→ **SET PROBLEM**:
Copy out word for word the lines in the records that start at the line containing "views-count: 25,5 k [244,1103,301,1125]" and continue through the line containing "text-line: explications s’imposent.", both of those lines included.

##### RECORD EXTRACTS #####

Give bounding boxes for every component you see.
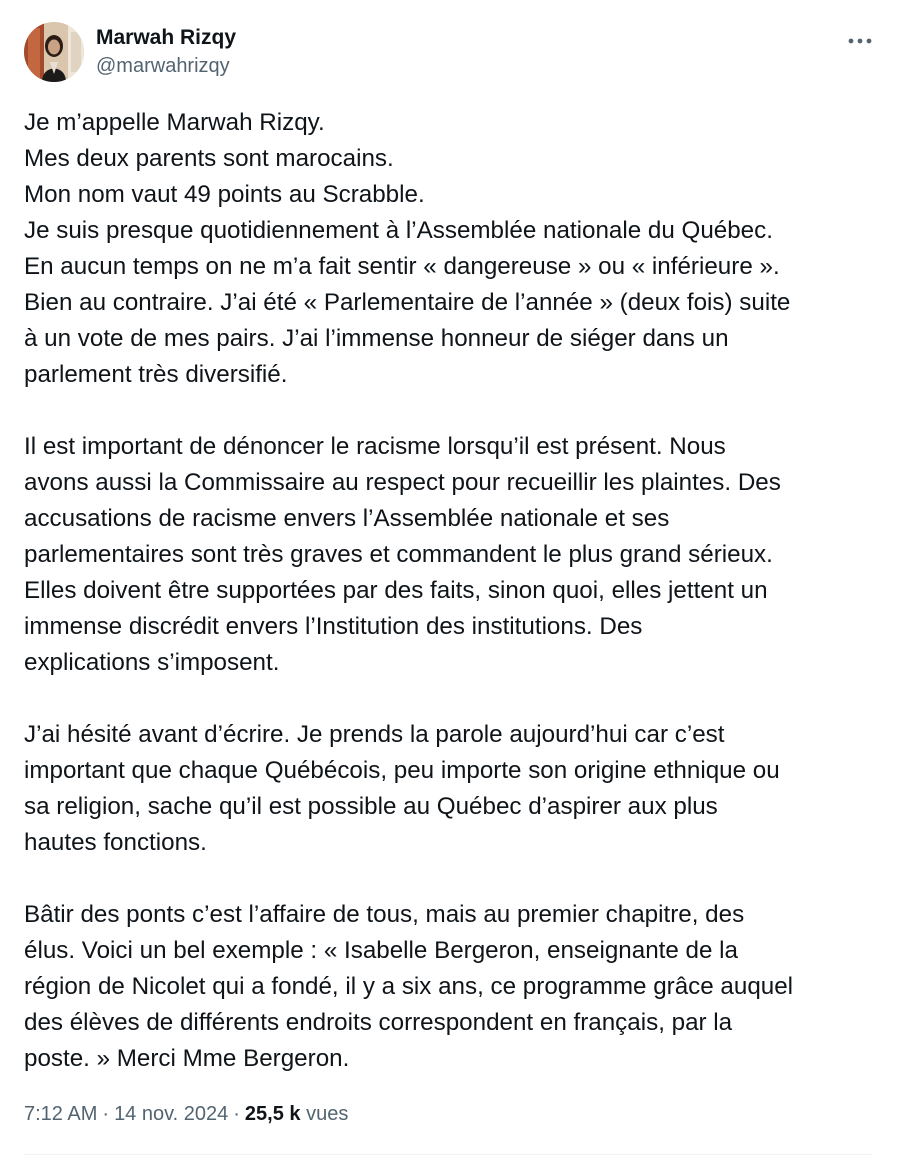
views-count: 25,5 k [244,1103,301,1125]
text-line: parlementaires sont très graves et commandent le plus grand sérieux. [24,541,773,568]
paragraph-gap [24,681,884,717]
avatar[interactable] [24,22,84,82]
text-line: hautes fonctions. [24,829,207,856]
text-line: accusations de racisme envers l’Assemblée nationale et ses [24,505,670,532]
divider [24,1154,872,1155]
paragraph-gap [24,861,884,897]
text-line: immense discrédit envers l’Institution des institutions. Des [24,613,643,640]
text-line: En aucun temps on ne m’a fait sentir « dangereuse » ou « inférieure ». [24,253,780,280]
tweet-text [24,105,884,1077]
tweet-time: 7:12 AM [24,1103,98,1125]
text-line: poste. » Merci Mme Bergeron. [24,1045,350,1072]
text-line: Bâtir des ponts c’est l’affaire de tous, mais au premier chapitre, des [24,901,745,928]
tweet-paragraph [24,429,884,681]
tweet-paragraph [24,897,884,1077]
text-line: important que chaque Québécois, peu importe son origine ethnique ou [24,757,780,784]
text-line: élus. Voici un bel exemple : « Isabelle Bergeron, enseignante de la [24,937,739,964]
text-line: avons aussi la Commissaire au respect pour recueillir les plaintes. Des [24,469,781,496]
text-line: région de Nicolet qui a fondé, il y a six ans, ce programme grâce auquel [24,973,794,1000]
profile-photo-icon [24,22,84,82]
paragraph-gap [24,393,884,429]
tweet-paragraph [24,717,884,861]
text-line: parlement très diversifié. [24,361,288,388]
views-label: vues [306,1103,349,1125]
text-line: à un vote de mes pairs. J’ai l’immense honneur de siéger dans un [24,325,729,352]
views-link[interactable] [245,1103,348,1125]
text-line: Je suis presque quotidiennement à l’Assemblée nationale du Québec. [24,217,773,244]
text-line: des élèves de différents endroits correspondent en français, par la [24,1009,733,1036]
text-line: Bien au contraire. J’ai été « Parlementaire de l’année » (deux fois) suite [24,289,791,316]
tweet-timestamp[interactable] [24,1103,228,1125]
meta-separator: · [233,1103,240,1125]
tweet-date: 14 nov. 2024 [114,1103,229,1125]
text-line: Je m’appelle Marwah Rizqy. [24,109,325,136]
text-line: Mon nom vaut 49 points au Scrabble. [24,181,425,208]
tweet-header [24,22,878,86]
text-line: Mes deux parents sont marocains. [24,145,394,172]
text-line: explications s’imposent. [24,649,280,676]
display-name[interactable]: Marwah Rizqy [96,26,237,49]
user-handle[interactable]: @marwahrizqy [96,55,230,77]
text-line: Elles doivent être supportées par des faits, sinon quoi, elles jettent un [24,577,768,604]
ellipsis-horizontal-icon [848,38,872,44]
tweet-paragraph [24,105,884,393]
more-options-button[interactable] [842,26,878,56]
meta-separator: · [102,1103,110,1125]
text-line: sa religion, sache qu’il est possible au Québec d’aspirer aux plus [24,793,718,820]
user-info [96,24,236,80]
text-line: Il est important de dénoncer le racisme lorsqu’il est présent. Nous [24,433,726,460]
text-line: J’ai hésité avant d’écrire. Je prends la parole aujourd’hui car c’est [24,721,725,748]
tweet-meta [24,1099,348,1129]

#####

→ **OUTPUT BELOW**:
views-count: 25,5 k [244,1103,301,1125]
text-line: parlementaires sont très graves et commandent le plus grand sérieux. [24,541,773,568]
paragraph-gap [24,681,884,717]
avatar[interactable] [24,22,84,82]
text-line: hautes fonctions. [24,829,207,856]
text-line: accusations de racisme envers l’Assemblée nationale et ses [24,505,670,532]
divider [24,1154,872,1155]
paragraph-gap [24,861,884,897]
text-line: immense discrédit envers l’Institution des institutions. Des [24,613,643,640]
text-line: En aucun temps on ne m’a fait sentir « dangereuse » ou « inférieure ». [24,253,780,280]
tweet-text [24,105,884,1077]
tweet-time: 7:12 AM [24,1103,98,1125]
text-line: poste. » Merci Mme Bergeron. [24,1045,350,1072]
text-line: Bâtir des ponts c’est l’affaire de tous, mais au premier chapitre, des [24,901,745,928]
tweet-paragraph [24,429,884,681]
tweet-paragraph [24,897,884,1077]
text-line: important que chaque Québécois, peu importe son origine ethnique ou [24,757,780,784]
text-line: élus. Voici un bel exemple : « Isabelle Bergeron, enseignante de la [24,937,739,964]
text-line: avons aussi la Commissaire au respect pour recueillir les plaintes. Des [24,469,781,496]
text-line: région de Nicolet qui a fondé, il y a six ans, ce programme grâce auquel [24,973,794,1000]
profile-photo-icon [24,22,84,82]
paragraph-gap [24,393,884,429]
tweet-paragraph [24,717,884,861]
text-line: parlement très diversifié. [24,361,288,388]
views-label: vues [306,1103,349,1125]
text-line: à un vote de mes pairs. J’ai l’immense honneur de siéger dans un [24,325,729,352]
views-link[interactable] [245,1103,348,1125]
text-line: Je suis presque quotidiennement à l’Assemblée nationale du Québec. [24,217,773,244]
text-line: des élèves de différents endroits correspondent en français, par la [24,1009,733,1036]
text-line: Bien au contraire. J’ai été « Parlementaire de l’année » (deux fois) suite [24,289,791,316]
tweet-timestamp[interactable] [24,1103,228,1125]
meta-separator: · [233,1103,240,1125]
tweet-date: 14 nov. 2024 [114,1103,229,1125]
text-line: Je m’appelle Marwah Rizqy. [24,109,325,136]
text-line: Mon nom vaut 49 points au Scrabble. [24,181,425,208]
tweet-header [24,22,878,86]
text-line: Mes deux parents sont marocains. [24,145,394,172]
text-line: explications s’imposent. [24,649,280,676]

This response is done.